Document text:
══════
Source code in vllm/models/deepseek_v4/nvidia/dspark.py
def combine_hidden_states(self, aux_hidden_states: torch.Tensor) -> torch.Tensor:
    """main_x = main_norm(main_proj(concat of target aux hidden states)).

    ``aux_hidden_states`` is [T, hidden_size * len(target_layer_ids)].
    """
    return self.main_norm(self.main_proj(aux_hidden_states))

precompute_and_store_context_kv(main_x, context_positions, context_slot_mappings=None)

Insert the sliding-window context KV for every draft layer.

Mirrors the reference DSparkAttention: each layer derives its context KV from the SAME projected target hidden main_x, via that layer's own wkv + kv_norm + RoPE + quant, then writes it at the layer's context slots.

context_slot_mappings is a per-layer list (each entry is the context slot mapping for that layer's kv-cache group, since the hybrid manager may place draft layers in different groups). None (or a None entry) runs the projection to reserve workspace but writes nothing (profiling).

Source code in vllm/models/deepseek_v4/nvidia/dspark.py
@torch.inference_mode()
def precompute_and_store_context_kv(
    self,
    main_x: torch.Tensor,
    context_positions: torch.Tensor,
    context_slot_mappings: list[torch.Tensor | None] | None = None,
) -> None:
    """Insert the sliding-window context KV for every draft layer.
══════
Given task 1: Output every line of the Dataset records verbatim, leaving out the pictures.

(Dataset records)
══════
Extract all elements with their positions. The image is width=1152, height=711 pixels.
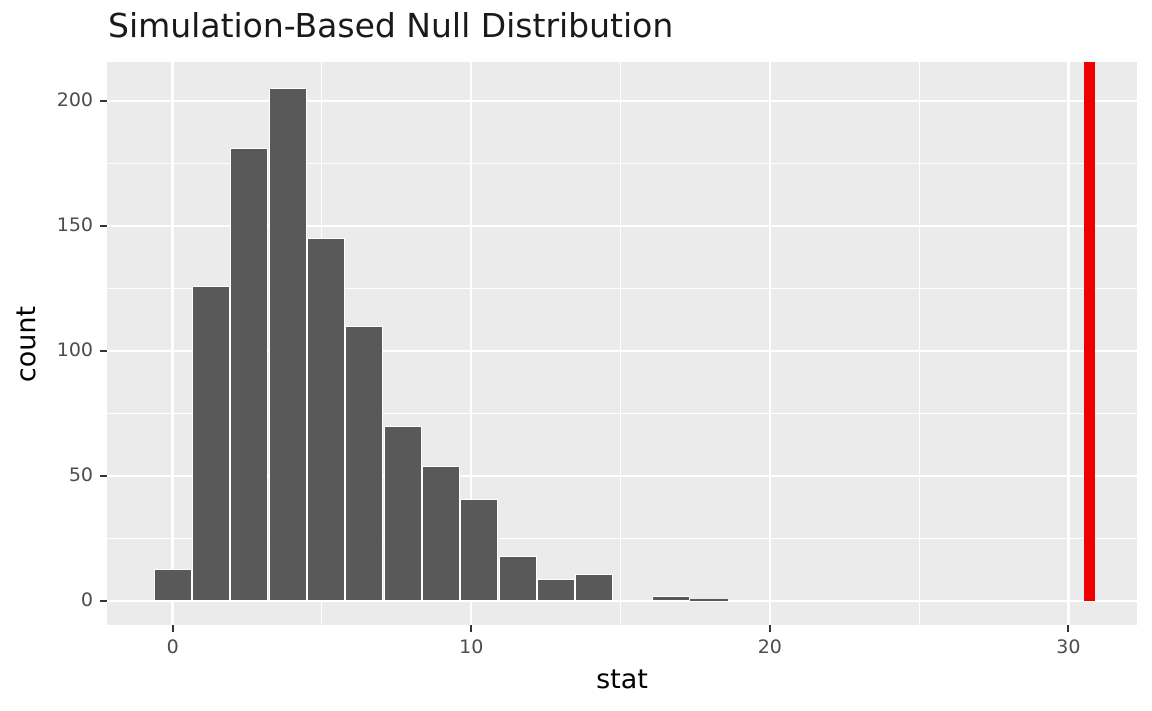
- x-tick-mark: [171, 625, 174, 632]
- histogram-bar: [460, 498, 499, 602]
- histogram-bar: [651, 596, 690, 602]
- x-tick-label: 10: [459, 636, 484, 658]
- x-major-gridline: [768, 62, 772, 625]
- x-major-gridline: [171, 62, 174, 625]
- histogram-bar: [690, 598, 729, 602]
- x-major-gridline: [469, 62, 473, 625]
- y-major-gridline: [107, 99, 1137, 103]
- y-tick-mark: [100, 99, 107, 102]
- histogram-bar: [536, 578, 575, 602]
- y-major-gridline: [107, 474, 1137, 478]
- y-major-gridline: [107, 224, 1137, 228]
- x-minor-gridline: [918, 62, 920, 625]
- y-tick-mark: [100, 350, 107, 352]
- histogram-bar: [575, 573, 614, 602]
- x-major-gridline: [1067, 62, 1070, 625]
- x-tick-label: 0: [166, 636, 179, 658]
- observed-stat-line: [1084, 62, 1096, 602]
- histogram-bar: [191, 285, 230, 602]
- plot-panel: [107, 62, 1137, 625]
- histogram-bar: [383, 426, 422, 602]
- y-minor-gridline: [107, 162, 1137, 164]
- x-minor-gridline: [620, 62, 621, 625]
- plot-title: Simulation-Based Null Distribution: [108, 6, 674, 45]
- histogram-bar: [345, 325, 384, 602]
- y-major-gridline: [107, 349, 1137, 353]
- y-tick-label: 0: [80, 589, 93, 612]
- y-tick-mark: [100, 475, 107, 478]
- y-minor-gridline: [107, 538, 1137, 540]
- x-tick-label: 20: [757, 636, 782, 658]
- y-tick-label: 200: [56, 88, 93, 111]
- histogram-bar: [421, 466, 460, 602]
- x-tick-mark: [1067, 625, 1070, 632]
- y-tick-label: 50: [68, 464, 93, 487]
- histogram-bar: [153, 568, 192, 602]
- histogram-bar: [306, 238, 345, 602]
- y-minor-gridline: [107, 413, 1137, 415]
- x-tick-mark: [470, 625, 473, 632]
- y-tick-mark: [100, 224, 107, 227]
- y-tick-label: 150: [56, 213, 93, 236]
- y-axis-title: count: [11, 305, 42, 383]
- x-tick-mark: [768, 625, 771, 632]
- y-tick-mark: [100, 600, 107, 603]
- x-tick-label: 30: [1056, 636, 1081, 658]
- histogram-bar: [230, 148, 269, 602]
══════
Given task 2: In the DSpark source excerpt, rewrite the passage from "return self.main_norm(self.main_proj(aux_hidden_states))" to "layer's context slots.", substituting "fixed-window" for "sliding-window".

Response 1:
Extract all elements with their positions. The image is width=1152, height=711 pixels.
- x-tick-mark: [171, 625, 174, 632]
- histogram-bar: [460, 498, 499, 602]
- histogram-bar: [651, 596, 690, 602]
- x-tick-label: 10: [459, 636, 484, 658]
- x-major-gridline: [768, 62, 772, 625]
- x-major-gridline: [171, 62, 174, 625]
- histogram-bar: [690, 598, 729, 602]
- x-major-gridline: [469, 62, 473, 625]
- y-major-gridline: [107, 99, 1137, 103]
- y-tick-mark: [100, 99, 107, 102]
- histogram-bar: [536, 578, 575, 602]
- y-major-gridline: [107, 474, 1137, 478]
- y-major-gridline: [107, 224, 1137, 228]
- x-minor-gridline: [918, 62, 920, 625]
- y-tick-mark: [100, 350, 107, 352]
- histogram-bar: [575, 573, 614, 602]
- x-major-gridline: [1067, 62, 1070, 625]
- x-tick-label: 0: [166, 636, 179, 658]
- observed-stat-line: [1084, 62, 1096, 602]
- histogram-bar: [191, 285, 230, 602]
- plot-panel: [107, 62, 1137, 625]
- histogram-bar: [383, 426, 422, 602]
- y-minor-gridline: [107, 162, 1137, 164]
- x-minor-gridline: [620, 62, 621, 625]
- plot-title: Simulation-Based Null Distribution: [108, 6, 674, 45]
- histogram-bar: [345, 325, 384, 602]
- y-major-gridline: [107, 349, 1137, 353]
- y-tick-label: 0: [80, 589, 93, 612]
- y-tick-mark: [100, 475, 107, 478]
- y-minor-gridline: [107, 538, 1137, 540]
- x-tick-label: 20: [757, 636, 782, 658]
- y-tick-label: 200: [56, 88, 93, 111]
- histogram-bar: [421, 466, 460, 602]
- x-tick-mark: [1067, 625, 1070, 632]
- y-tick-label: 50: [68, 464, 93, 487]
- histogram-bar: [153, 568, 192, 602]
- histogram-bar: [306, 238, 345, 602]
- y-minor-gridline: [107, 413, 1137, 415]
- x-tick-mark: [470, 625, 473, 632]
- y-tick-mark: [100, 224, 107, 227]
- y-tick-label: 150: [56, 213, 93, 236]
- y-axis-title: count: [11, 305, 42, 383]
- x-tick-mark: [768, 625, 771, 632]
- y-tick-mark: [100, 600, 107, 603]
- x-tick-label: 30: [1056, 636, 1081, 658]
- histogram-bar: [230, 148, 269, 602]

Response 2:
return self.main_norm(self.main_proj(aux_hidden_states))

precompute_and_store_context_kv(main_x, context_positions, context_slot_mappings=None)

Insert the fixed-window context KV for every draft layer.

Mirrors the reference DSparkAttention: each layer derives its context KV from the SAME projected target hidden main_x, via that layer's own wkv + kv_norm + RoPE + quant, then writes it at the layer's context slots.